* **Exercise materials**
::::::

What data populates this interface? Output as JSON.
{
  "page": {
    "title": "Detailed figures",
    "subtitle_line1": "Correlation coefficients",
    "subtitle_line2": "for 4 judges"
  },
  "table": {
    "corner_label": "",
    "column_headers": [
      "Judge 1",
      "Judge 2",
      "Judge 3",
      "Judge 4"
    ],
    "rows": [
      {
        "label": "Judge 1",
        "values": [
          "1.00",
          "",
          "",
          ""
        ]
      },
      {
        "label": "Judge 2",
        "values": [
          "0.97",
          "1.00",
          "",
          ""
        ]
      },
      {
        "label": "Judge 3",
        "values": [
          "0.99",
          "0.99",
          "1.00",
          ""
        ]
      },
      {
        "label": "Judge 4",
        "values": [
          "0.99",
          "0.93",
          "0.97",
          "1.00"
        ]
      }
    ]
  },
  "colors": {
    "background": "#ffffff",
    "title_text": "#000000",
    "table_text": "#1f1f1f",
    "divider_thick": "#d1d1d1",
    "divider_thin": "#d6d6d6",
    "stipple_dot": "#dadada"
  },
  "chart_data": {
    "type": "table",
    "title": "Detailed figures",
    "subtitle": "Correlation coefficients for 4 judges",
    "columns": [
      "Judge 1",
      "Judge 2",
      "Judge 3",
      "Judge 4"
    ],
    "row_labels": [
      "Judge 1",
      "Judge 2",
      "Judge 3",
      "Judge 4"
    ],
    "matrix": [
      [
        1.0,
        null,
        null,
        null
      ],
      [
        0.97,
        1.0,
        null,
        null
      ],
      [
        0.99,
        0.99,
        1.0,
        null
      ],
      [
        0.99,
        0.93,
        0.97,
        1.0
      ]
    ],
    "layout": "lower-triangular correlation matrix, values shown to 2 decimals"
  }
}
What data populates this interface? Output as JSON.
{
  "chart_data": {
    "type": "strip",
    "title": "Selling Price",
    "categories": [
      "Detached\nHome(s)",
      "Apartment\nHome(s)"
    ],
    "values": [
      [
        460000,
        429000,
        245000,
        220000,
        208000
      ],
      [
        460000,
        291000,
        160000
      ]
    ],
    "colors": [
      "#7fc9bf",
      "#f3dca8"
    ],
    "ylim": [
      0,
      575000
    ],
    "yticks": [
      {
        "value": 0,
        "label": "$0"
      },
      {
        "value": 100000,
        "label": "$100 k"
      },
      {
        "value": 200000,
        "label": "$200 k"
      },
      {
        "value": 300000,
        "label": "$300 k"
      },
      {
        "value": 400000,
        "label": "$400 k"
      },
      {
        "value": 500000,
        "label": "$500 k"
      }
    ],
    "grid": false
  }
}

::::::

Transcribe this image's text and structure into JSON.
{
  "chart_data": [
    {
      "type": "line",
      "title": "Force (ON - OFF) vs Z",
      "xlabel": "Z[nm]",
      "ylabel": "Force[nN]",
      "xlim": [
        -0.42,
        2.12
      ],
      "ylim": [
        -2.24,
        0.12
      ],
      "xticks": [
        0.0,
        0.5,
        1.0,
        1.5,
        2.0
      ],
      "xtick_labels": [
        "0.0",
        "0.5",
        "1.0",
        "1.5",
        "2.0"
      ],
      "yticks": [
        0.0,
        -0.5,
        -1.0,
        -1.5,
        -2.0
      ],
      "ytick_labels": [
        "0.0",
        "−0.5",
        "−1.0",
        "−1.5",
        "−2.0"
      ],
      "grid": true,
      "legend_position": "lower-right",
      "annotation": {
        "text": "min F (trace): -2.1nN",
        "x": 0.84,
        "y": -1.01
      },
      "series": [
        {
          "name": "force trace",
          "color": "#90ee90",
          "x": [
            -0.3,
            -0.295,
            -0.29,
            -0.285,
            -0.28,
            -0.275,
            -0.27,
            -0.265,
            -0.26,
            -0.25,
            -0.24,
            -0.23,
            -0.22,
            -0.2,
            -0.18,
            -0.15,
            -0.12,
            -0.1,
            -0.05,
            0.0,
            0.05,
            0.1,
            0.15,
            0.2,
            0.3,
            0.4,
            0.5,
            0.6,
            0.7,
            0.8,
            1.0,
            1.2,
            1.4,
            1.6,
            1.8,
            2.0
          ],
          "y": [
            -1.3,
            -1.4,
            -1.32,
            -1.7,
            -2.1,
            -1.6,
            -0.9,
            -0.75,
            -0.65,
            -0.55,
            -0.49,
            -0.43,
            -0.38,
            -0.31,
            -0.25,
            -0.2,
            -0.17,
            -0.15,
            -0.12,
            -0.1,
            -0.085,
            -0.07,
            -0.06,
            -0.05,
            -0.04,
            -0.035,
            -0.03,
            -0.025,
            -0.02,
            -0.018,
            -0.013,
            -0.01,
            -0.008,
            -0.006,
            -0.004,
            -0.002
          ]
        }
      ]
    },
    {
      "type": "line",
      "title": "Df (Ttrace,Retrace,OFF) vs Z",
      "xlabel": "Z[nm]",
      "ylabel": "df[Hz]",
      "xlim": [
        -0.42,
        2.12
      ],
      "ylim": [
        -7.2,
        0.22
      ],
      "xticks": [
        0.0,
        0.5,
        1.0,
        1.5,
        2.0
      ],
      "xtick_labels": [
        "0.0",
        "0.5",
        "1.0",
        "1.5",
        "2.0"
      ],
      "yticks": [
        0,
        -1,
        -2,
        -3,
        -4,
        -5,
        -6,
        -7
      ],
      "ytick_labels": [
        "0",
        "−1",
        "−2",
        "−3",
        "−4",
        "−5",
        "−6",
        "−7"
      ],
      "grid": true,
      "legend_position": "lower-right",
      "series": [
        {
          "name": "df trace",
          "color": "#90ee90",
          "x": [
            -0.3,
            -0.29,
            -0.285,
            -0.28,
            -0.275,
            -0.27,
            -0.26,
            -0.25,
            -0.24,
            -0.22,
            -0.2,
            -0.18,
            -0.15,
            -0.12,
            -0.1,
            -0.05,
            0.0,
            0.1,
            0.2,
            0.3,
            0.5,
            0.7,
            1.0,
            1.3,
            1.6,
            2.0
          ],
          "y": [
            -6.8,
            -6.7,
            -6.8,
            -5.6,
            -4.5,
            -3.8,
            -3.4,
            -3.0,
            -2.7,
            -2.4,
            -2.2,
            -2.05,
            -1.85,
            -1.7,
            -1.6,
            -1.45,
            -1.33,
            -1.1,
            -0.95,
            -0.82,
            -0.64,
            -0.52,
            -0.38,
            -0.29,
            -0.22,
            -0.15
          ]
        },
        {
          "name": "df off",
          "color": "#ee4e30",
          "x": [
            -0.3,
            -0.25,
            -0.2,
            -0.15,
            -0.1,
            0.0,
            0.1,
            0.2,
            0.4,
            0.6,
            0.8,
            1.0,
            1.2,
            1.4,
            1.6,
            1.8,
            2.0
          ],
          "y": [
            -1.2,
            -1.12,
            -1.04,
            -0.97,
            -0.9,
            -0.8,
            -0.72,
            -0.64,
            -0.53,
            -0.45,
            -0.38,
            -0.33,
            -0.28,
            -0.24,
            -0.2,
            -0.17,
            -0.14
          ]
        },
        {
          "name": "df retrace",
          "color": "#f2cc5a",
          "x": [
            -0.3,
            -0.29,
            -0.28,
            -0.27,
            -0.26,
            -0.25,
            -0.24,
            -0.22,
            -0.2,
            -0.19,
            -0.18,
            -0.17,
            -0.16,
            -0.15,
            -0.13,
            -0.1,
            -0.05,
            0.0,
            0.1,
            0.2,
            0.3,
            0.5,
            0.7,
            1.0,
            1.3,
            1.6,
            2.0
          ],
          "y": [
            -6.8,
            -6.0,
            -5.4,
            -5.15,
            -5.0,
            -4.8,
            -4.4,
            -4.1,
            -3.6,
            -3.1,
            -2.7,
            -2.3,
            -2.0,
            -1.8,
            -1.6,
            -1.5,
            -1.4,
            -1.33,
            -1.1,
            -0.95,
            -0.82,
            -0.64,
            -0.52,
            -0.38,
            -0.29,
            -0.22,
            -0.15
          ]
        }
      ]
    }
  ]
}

::::::

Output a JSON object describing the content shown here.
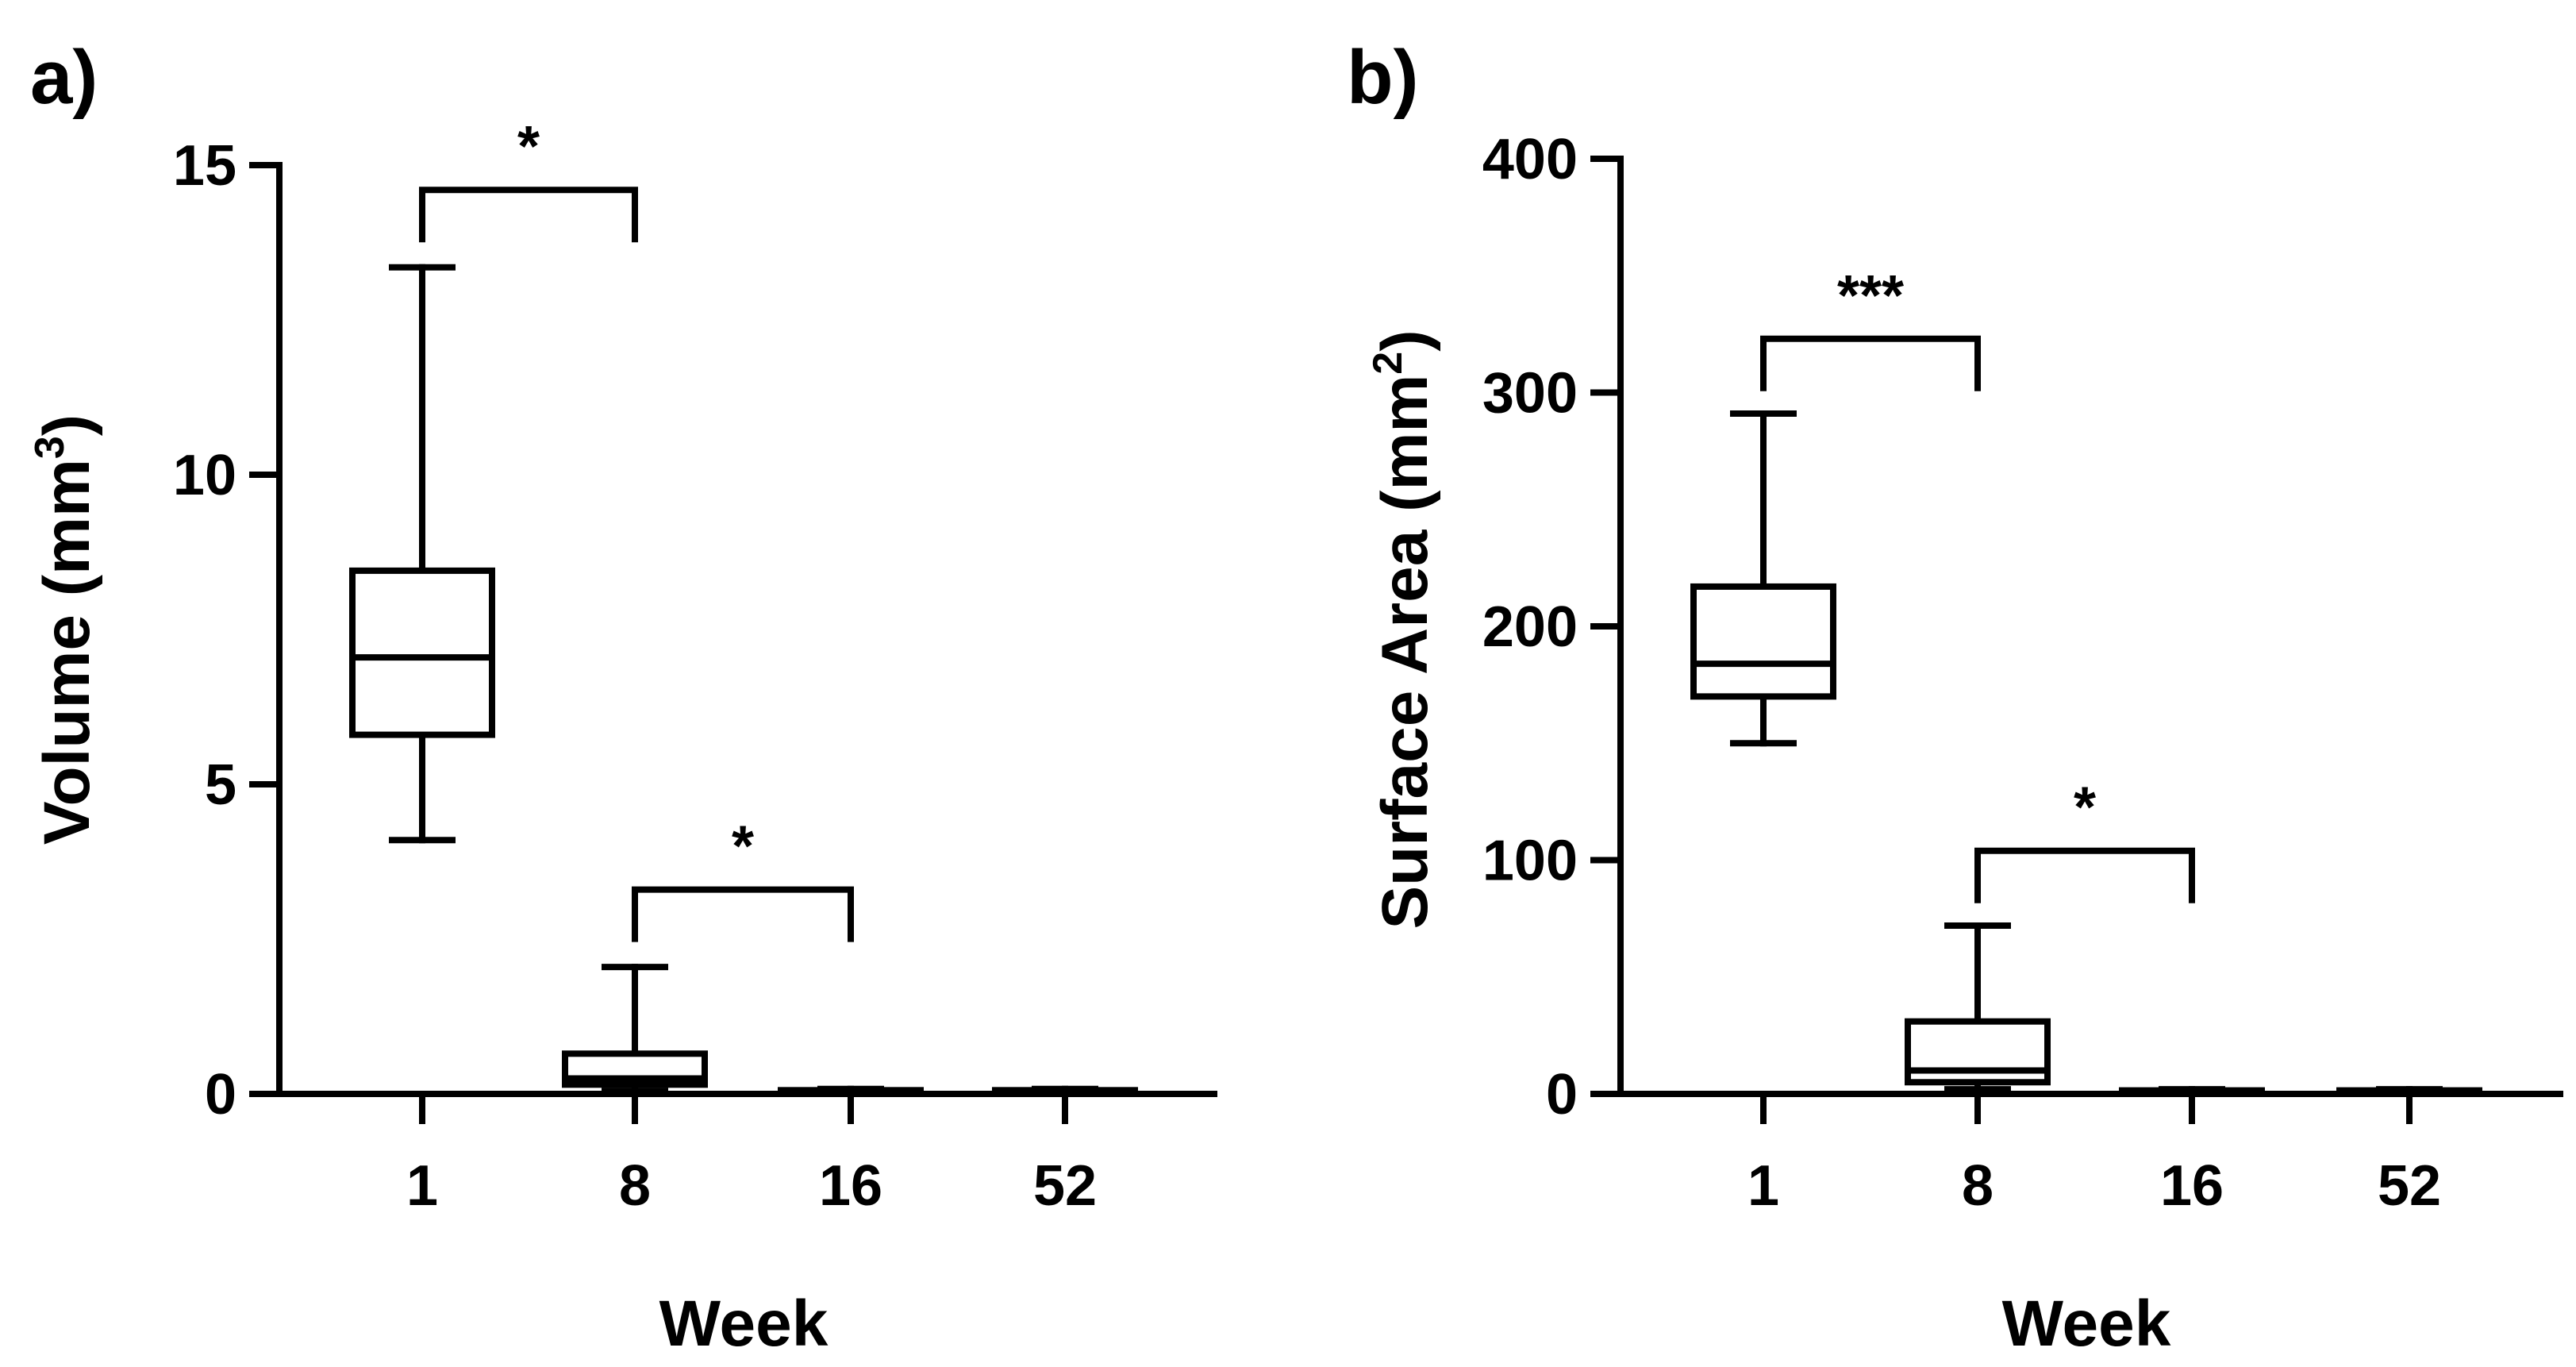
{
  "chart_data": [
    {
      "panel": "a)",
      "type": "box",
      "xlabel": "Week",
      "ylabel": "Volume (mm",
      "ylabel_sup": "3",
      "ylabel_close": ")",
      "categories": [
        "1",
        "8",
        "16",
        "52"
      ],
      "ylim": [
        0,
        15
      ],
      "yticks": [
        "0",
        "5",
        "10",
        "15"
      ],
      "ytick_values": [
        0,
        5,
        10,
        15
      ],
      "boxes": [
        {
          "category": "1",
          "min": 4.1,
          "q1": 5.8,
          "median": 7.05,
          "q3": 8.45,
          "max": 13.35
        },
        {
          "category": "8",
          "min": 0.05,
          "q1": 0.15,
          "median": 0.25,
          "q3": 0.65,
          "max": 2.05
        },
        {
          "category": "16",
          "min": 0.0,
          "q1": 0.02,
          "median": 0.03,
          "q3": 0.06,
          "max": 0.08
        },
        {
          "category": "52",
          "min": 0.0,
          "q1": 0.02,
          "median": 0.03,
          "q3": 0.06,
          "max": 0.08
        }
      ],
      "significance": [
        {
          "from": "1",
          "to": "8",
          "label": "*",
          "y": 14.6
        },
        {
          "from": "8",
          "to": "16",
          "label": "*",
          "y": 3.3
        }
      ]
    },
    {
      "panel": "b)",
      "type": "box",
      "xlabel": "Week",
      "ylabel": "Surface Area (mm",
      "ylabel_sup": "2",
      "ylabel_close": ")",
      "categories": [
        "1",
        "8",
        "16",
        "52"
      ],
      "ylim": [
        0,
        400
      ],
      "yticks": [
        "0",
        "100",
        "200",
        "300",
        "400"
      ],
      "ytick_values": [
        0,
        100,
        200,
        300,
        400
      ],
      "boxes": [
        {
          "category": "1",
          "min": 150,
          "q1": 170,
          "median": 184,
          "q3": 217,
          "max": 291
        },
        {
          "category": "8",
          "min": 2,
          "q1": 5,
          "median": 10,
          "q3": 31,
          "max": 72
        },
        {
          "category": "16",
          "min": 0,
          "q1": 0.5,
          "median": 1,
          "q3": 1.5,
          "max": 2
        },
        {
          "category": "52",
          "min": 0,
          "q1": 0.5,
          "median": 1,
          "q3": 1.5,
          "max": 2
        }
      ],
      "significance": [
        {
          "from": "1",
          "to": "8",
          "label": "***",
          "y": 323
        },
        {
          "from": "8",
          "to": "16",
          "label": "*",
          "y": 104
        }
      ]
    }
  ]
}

::::::

* **Aim of the exercise**
Sift through the entries and copy every line with "judges".

* **Answer to this task**
    "subtitle_line2": "for 4 judges"
    "subtitle": "Correlation coefficients for 4 judges",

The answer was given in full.